> Short task: Check each line below for the word "Veces", and copy those that have it.

Stored data

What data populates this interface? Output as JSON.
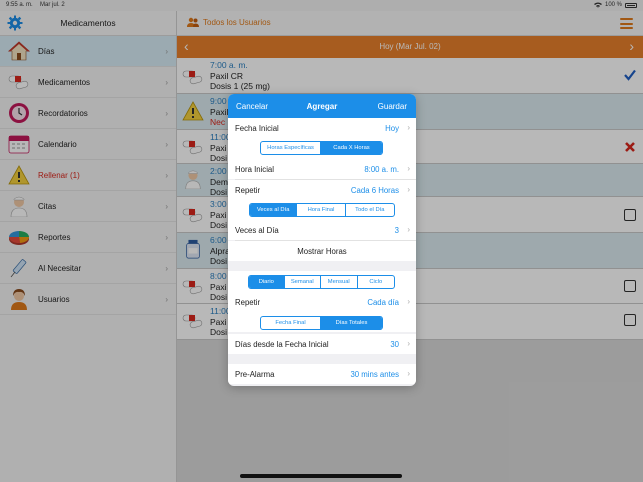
{
  "status_bar": {
    "time": "9:55 a. m.",
    "date": "Mar jul. 2",
    "battery": "100 %"
  },
  "sidebar": {
    "title": "Medicamentos",
    "items": [
      {
        "label": "Días",
        "icon": "house-icon",
        "active": true
      },
      {
        "label": "Medicamentos",
        "icon": "pills-icon"
      },
      {
        "label": "Recordatorios",
        "icon": "clock-icon"
      },
      {
        "label": "Calendario",
        "icon": "calendar-icon"
      },
      {
        "label": "Rellenar (1)",
        "icon": "warning-icon",
        "alert": true
      },
      {
        "label": "Citas",
        "icon": "nurse-icon"
      },
      {
        "label": "Reportes",
        "icon": "pie-chart-icon"
      },
      {
        "label": "Al Necesitar",
        "icon": "syringe-icon"
      },
      {
        "label": "Usuarios",
        "icon": "user-icon"
      }
    ]
  },
  "header": {
    "users_label": "Todos los Usuarios"
  },
  "date_bar": {
    "title": "Hoy (Mar Jul. 02)"
  },
  "list": {
    "rows": [
      {
        "time": "7:00 a. m.",
        "line2": "Paxil CR",
        "line3": "Dosis 1 (25 mg)",
        "status": "taken"
      },
      {
        "time": "9:00",
        "line2": "Paxil",
        "line3": "Nec",
        "status": "none"
      },
      {
        "time": "11:00",
        "line2": "Paxi",
        "line3": "Dosi",
        "status": "skipped"
      },
      {
        "time": "2:00",
        "line2": "Dem",
        "line3": "Dosi",
        "status": "none"
      },
      {
        "time": "3:00",
        "line2": "Paxi",
        "line3": "Dosi",
        "status": "pending"
      },
      {
        "time": "6:00",
        "line2": "Alpra",
        "line3": "Dosi",
        "status": "none"
      },
      {
        "time": "8:00",
        "line2": "Paxi",
        "line3": "Dosi",
        "status": "pending"
      },
      {
        "time": "11:00",
        "line2": "Paxi",
        "line3": "Dosi",
        "status": "pending"
      }
    ]
  },
  "modal": {
    "cancel": "Cancelar",
    "title": "Agregar",
    "save": "Guardar",
    "start_date_label": "Fecha Inicial",
    "start_date_value": "Hoy",
    "mode_seg": [
      "Horas Específicas",
      "Cada X Horas"
    ],
    "mode_selected": 1,
    "start_time_label": "Hora Inicial",
    "start_time_value": "8:00 a. m.",
    "repeat_label": "Repetir",
    "repeat_value": "Cada 6 Horas",
    "times_seg": [
      "Veces al Día",
      "Hora Final",
      "Todo el Día"
    ],
    "times_selected": 0,
    "times_per_day_label": "Veces al Día",
    "times_per_day_value": "3",
    "show_hours": "Mostrar Horas",
    "freq_seg": [
      "Diario",
      "Semanal",
      "Mensual",
      "Ciclo"
    ],
    "freq_selected": 0,
    "repeat2_label": "Repetir",
    "repeat2_value": "Cada día",
    "end_seg": [
      "Fecha Final",
      "Días Totales"
    ],
    "end_selected": 1,
    "days_label": "Días desde la Fecha Inicial",
    "days_value": "30",
    "prealarm_label": "Pre-Alarma",
    "prealarm_value": "30 mins antes"
  },
  "colors": {
    "accent_blue": "#1c8ee8",
    "accent_orange": "#e8802c",
    "alert_red": "#d9261c"
  }
}
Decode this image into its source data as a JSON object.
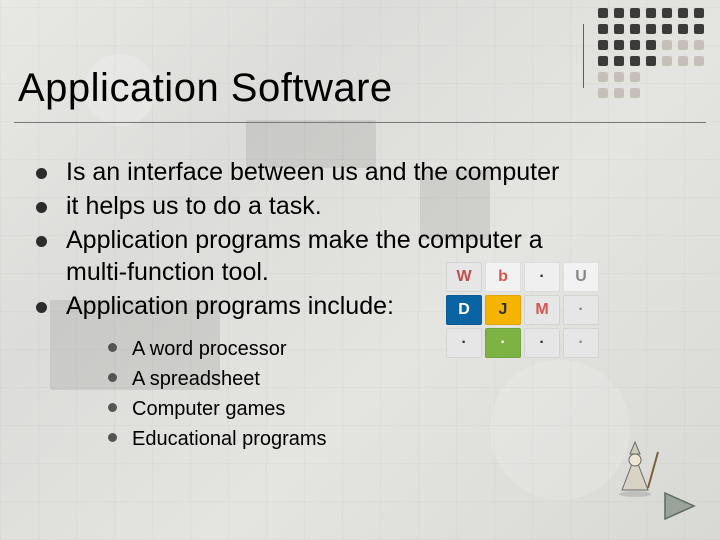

> Written reply:
      "Veces al Día",
    "times_per_day_label": "Veces al Día",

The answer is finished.